Written instruction: Return each line of the material verbatim.

Given records:
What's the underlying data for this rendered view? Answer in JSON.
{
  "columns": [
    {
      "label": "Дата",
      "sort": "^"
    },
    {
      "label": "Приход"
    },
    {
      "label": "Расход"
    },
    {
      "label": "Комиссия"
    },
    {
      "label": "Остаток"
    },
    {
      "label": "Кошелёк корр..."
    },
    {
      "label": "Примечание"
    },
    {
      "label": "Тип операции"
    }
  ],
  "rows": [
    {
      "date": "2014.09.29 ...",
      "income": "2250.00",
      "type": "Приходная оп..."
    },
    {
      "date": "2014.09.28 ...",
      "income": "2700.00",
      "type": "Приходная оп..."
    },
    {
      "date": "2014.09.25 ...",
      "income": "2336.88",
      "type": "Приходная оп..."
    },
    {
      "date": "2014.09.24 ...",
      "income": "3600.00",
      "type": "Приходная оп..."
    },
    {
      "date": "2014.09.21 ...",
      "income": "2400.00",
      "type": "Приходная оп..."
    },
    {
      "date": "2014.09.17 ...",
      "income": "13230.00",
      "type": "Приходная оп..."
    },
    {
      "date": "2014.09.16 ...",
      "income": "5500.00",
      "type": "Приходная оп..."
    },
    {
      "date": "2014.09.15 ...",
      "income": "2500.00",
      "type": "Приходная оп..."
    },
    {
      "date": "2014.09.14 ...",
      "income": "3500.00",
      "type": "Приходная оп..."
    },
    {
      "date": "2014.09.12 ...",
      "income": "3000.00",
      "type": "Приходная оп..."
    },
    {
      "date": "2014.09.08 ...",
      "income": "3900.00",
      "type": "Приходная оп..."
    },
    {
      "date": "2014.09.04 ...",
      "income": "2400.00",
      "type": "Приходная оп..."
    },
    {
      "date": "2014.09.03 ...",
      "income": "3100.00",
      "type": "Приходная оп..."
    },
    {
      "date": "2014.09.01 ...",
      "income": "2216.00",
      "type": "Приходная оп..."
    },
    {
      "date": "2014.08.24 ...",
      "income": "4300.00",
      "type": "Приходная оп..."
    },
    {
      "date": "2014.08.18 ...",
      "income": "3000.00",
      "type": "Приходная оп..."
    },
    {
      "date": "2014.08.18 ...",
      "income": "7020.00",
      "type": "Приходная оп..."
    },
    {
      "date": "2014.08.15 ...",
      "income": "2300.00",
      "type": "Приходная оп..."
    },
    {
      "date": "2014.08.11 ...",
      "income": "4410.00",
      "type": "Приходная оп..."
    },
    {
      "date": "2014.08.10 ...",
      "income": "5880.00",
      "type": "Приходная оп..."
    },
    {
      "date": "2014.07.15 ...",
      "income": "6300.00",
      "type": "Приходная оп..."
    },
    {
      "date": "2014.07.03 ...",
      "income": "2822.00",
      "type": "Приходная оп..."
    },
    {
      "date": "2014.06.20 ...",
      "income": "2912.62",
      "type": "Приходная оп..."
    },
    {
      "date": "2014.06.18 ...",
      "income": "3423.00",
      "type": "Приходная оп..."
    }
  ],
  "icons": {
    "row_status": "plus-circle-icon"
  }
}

Answer to the task:
What's the underlying data for this rendered view? Answer in JSON.
{
  "columns": [
    {
      "label": "Дата",
      "sort": "^"
    },
    {
      "label": "Приход"
    },
    {
      "label": "Расход"
    },
    {
      "label": "Комиссия"
    },
    {
      "label": "Остаток"
    },
    {
      "label": "Кошелёк корр..."
    },
    {
      "label": "Примечание"
    },
    {
      "label": "Тип операции"
    }
  ],
  "rows": [
    {
      "date": "2014.09.29 ...",
      "income": "2250.00",
      "type": "Приходная оп..."
    },
    {
      "date": "2014.09.28 ...",
      "income": "2700.00",
      "type": "Приходная оп..."
    },
    {
      "date": "2014.09.25 ...",
      "income": "2336.88",
      "type": "Приходная оп..."
    },
    {
      "date": "2014.09.24 ...",
      "income": "3600.00",
      "type": "Приходная оп..."
    },
    {
      "date": "2014.09.21 ...",
      "income": "2400.00",
      "type": "Приходная оп..."
    },
    {
      "date": "2014.09.17 ...",
      "income": "13230.00",
      "type": "Приходная оп..."
    },
    {
      "date": "2014.09.16 ...",
      "income": "5500.00",
      "type": "Приходная оп..."
    },
    {
      "date": "2014.09.15 ...",
      "income": "2500.00",
      "type": "Приходная оп..."
    },
    {
      "date": "2014.09.14 ...",
      "income": "3500.00",
      "type": "Приходная оп..."
    },
    {
      "date": "2014.09.12 ...",
      "income": "3000.00",
      "type": "Приходная оп..."
    },
    {
      "date": "2014.09.08 ...",
      "income": "3900.00",
      "type": "Приходная оп..."
    },
    {
      "date": "2014.09.04 ...",
      "income": "2400.00",
      "type": "Приходная оп..."
    },
    {
      "date": "2014.09.03 ...",
      "income": "3100.00",
      "type": "Приходная оп..."
    },
    {
      "date": "2014.09.01 ...",
      "income": "2216.00",
      "type": "Приходная оп..."
    },
    {
      "date": "2014.08.24 ...",
      "income": "4300.00",
      "type": "Приходная оп..."
    },
    {
      "date": "2014.08.18 ...",
      "income": "3000.00",
      "type": "Приходная оп..."
    },
    {
      "date": "2014.08.18 ...",
      "income": "7020.00",
      "type": "Приходная оп..."
    },
    {
      "date": "2014.08.15 ...",
      "income": "2300.00",
      "type": "Приходная оп..."
    },
    {
      "date": "2014.08.11 ...",
      "income": "4410.00",
      "type": "Приходная оп..."
    },
    {
      "date": "2014.08.10 ...",
      "income": "5880.00",
      "type": "Приходная оп..."
    },
    {
      "date": "2014.07.15 ...",
      "income": "6300.00",
      "type": "Приходная оп..."
    },
    {
      "date": "2014.07.03 ...",
      "income": "2822.00",
      "type": "Приходная оп..."
    },
    {
      "date": "2014.06.20 ...",
      "income": "2912.62",
      "type": "Приходная оп..."
    },
    {
      "date": "2014.06.18 ...",
      "income": "3423.00",
      "type": "Приходная оп..."
    }
  ],
  "icons": {
    "row_status": "plus-circle-icon"
  }
}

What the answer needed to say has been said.